### YOUR GOAL
Look below for the line with "Give me the JSON representation", and from there restate every line word for word until the entries end.

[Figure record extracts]

· · ·

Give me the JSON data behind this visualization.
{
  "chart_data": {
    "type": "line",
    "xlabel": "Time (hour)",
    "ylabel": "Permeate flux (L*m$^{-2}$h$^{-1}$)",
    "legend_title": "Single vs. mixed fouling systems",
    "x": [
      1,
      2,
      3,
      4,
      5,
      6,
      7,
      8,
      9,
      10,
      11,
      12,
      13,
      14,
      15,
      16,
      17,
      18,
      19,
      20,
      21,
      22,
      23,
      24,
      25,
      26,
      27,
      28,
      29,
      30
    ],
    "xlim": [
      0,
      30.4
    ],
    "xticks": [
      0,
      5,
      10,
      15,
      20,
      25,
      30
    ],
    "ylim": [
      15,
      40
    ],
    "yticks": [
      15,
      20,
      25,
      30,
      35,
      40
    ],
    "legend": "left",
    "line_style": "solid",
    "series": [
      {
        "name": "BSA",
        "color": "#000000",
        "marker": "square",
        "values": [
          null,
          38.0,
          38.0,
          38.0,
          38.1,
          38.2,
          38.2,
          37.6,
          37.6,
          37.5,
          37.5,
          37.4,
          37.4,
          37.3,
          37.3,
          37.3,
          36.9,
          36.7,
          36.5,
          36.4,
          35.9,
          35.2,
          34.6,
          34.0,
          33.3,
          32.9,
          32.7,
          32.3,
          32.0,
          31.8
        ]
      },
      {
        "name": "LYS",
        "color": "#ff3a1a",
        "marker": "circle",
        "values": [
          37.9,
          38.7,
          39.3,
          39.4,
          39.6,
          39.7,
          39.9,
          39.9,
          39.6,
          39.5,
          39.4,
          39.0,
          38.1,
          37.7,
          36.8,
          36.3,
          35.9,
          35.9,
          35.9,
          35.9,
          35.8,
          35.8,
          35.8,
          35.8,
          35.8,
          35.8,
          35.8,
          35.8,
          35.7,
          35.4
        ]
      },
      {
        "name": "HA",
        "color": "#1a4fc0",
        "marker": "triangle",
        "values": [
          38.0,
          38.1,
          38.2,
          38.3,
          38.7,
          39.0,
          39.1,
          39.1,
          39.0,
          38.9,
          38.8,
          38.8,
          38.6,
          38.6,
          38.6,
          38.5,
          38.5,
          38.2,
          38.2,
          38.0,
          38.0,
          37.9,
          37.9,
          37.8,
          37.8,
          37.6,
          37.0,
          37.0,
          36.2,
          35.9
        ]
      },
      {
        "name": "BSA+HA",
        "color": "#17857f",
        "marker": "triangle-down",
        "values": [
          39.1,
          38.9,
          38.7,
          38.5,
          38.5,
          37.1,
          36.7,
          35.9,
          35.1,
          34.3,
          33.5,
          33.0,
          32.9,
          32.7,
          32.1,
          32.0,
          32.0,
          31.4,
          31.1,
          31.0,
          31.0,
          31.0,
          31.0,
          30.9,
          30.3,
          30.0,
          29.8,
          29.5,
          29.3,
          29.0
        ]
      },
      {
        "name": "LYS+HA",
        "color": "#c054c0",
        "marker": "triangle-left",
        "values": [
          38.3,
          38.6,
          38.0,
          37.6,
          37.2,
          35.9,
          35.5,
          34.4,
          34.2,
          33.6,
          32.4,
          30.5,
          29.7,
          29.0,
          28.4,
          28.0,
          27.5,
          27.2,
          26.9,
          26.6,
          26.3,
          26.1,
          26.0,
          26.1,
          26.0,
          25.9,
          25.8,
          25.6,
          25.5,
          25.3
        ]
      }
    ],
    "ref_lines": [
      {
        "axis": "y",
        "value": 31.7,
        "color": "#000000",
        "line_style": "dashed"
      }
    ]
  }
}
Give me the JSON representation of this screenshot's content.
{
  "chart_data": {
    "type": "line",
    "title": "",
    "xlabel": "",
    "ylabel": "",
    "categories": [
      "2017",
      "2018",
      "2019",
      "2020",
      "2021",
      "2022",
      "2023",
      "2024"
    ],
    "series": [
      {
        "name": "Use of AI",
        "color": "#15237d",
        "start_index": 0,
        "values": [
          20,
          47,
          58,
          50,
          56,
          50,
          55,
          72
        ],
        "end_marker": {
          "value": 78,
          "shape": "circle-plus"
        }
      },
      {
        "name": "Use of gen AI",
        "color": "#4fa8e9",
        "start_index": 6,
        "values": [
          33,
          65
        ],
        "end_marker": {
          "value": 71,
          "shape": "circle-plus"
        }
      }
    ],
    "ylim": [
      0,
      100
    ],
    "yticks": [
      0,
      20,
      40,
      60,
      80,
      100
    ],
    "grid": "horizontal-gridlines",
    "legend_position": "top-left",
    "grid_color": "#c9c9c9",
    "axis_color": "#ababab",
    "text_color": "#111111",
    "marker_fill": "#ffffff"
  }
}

· · ·

### TASK ANSWER
Give me the JSON representation of this screenshot's content.
{
  "chart_data": {
    "type": "line",
    "title": "",
    "xlabel": "",
    "ylabel": "",
    "categories": [
      "2017",
      "2018",
      "2019",
      "2020",
      "2021",
      "2022",
      "2023",
      "2024"
    ],
    "series": [
      {
        "name": "Use of AI",
        "color": "#15237d",
        "start_index": 0,
        "values": [
          20,
          47,
          58,
          50,
          56,
          50,
          55,
          72
        ],
        "end_marker": {
          "value": 78,
          "shape": "circle-plus"
        }
      },
      {
        "name": "Use of gen AI",
        "color": "#4fa8e9",
        "start_index": 6,
        "values": [
          33,
          65
        ],
        "end_marker": {
          "value": 71,
          "shape": "circle-plus"
        }
      }
    ],
    "ylim": [
      0,
      100
    ],
    "yticks": [
      0,
      20,
      40,
      60,
      80,
      100
    ],
    "grid": "horizontal-gridlines",
    "legend_position": "top-left",
    "grid_color": "#c9c9c9",
    "axis_color": "#ababab",
    "text_color": "#111111",
    "marker_fill": "#ffffff"
  }
}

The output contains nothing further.